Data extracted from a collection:
******************************

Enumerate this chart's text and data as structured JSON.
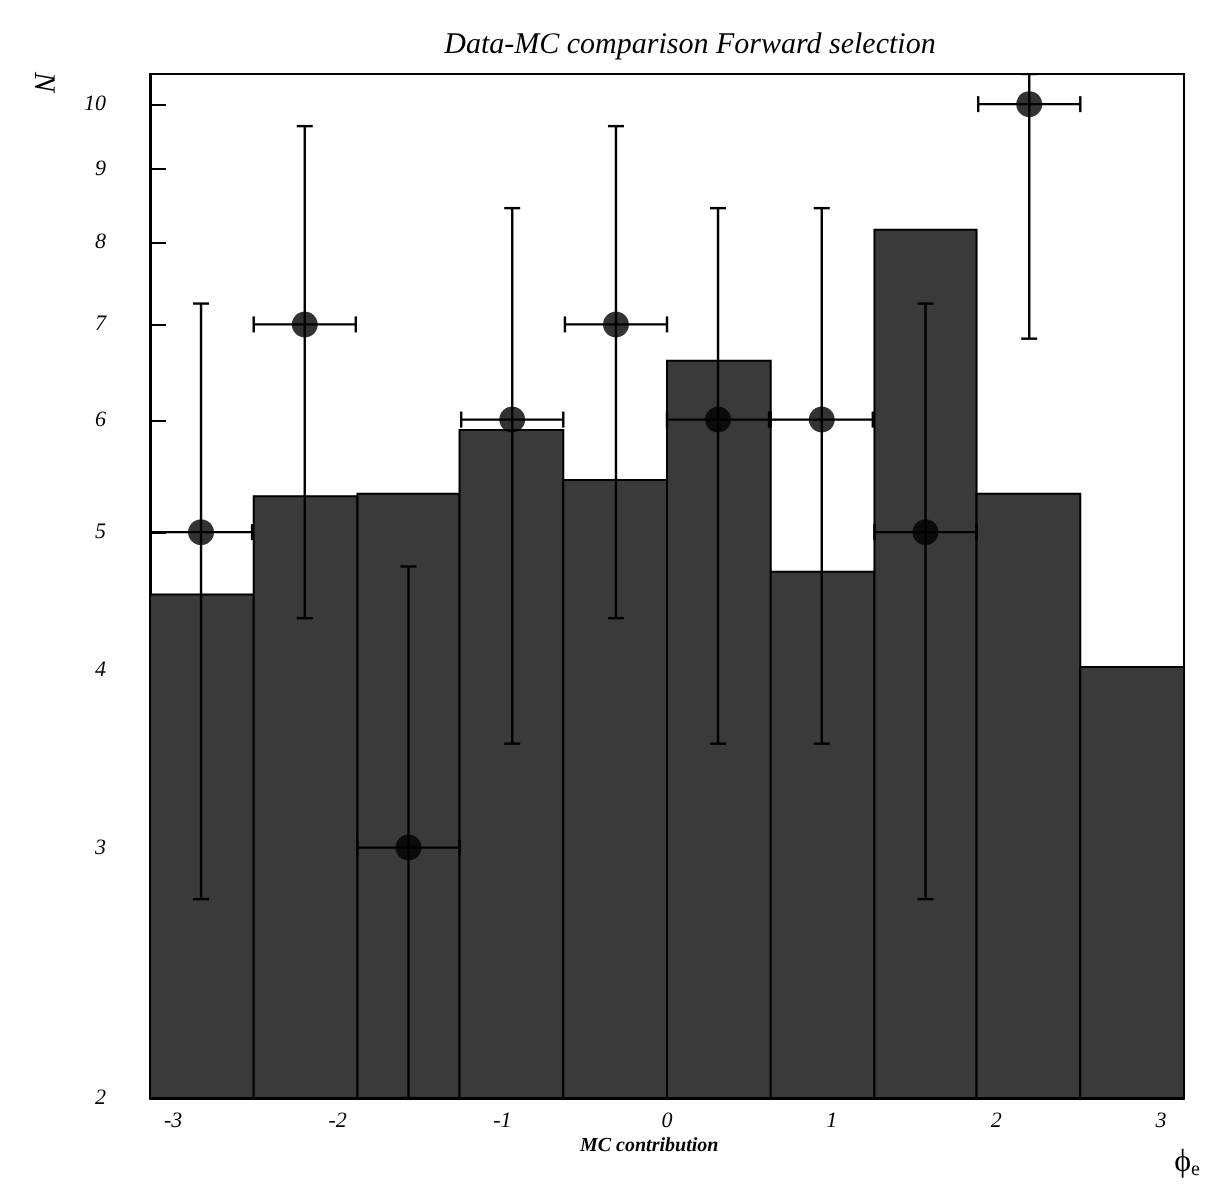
{
  "chart_data": {
    "type": "histogram",
    "title": "Data-MC comparison Forward selection",
    "xlabel": "ϕ$_{e}$",
    "ylabel": "N",
    "annotations": [
      "MC contribution"
    ],
    "log": "y",
    "xlim": [
      -3.14,
      3.14
    ],
    "xticks": [
      -3,
      -2,
      -1,
      0,
      1,
      2,
      3
    ],
    "ylim": [
      2,
      10.5
    ],
    "yticks": [
      2,
      3,
      4,
      5,
      6,
      7,
      8,
      9,
      10
    ],
    "series": [
      {
        "color": "#3a3a3a",
        "bins": [
          -3.14,
          -2.51,
          -1.88,
          -1.26,
          -0.63,
          0,
          0.63,
          1.26,
          1.88,
          2.51,
          3.14
        ],
        "values": [
          4.52,
          5.3,
          5.32,
          5.9,
          5.44,
          6.6,
          4.69,
          8.16,
          5.32,
          4.02
        ]
      },
      {
        "type": "scatter",
        "color": "#000000",
        "marker": "circle",
        "x": [
          -2.83,
          -2.2,
          -1.57,
          -0.94,
          -0.31,
          0.31,
          0.94,
          1.57,
          2.2
        ],
        "values": [
          5,
          7,
          3,
          6,
          7,
          6,
          6,
          5,
          10
        ],
        "errors": [
          [
            2.76,
            7.24
          ],
          [
            4.35,
            9.65
          ],
          [
            2,
            4.73
          ],
          [
            3.55,
            8.45
          ],
          [
            4.35,
            9.65
          ],
          [
            3.55,
            8.45
          ],
          [
            3.55,
            8.45
          ],
          [
            2.76,
            7.24
          ],
          [
            6.84,
            10.5
          ]
        ],
        "xerrors": [
          0.31,
          0.31,
          0.31,
          0.31,
          0.31,
          0.31,
          0.31,
          0.31,
          0.31
        ]
      }
    ]
  }
}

******************************

Write out each line of the data exactly; the images should be left out.

Final result:
Enumerate this chart's text and data as structured JSON.
{
  "chart_data": {
    "type": "histogram",
    "title": "Data-MC comparison Forward selection",
    "xlabel": "ϕ$_{e}$",
    "ylabel": "N",
    "annotations": [
      "MC contribution"
    ],
    "log": "y",
    "xlim": [
      -3.14,
      3.14
    ],
    "xticks": [
      -3,
      -2,
      -1,
      0,
      1,
      2,
      3
    ],
    "ylim": [
      2,
      10.5
    ],
    "yticks": [
      2,
      3,
      4,
      5,
      6,
      7,
      8,
      9,
      10
    ],
    "series": [
      {
        "color": "#3a3a3a",
        "bins": [
          -3.14,
          -2.51,
          -1.88,
          -1.26,
          -0.63,
          0,
          0.63,
          1.26,
          1.88,
          2.51,
          3.14
        ],
        "values": [
          4.52,
          5.3,
          5.32,
          5.9,
          5.44,
          6.6,
          4.69,
          8.16,
          5.32,
          4.02
        ]
      },
      {
        "type": "scatter",
        "color": "#000000",
        "marker": "circle",
        "x": [
          -2.83,
          -2.2,
          -1.57,
          -0.94,
          -0.31,
          0.31,
          0.94,
          1.57,
          2.2
        ],
        "values": [
          5,
          7,
          3,
          6,
          7,
          6,
          6,
          5,
          10
        ],
        "errors": [
          [
            2.76,
            7.24
          ],
          [
            4.35,
            9.65
          ],
          [
            2,
            4.73
          ],
          [
            3.55,
            8.45
          ],
          [
            4.35,
            9.65
          ],
          [
            3.55,
            8.45
          ],
          [
            3.55,
            8.45
          ],
          [
            2.76,
            7.24
          ],
          [
            6.84,
            10.5
          ]
        ],
        "xerrors": [
          0.31,
          0.31,
          0.31,
          0.31,
          0.31,
          0.31,
          0.31,
          0.31,
          0.31
        ]
      }
    ]
  }
}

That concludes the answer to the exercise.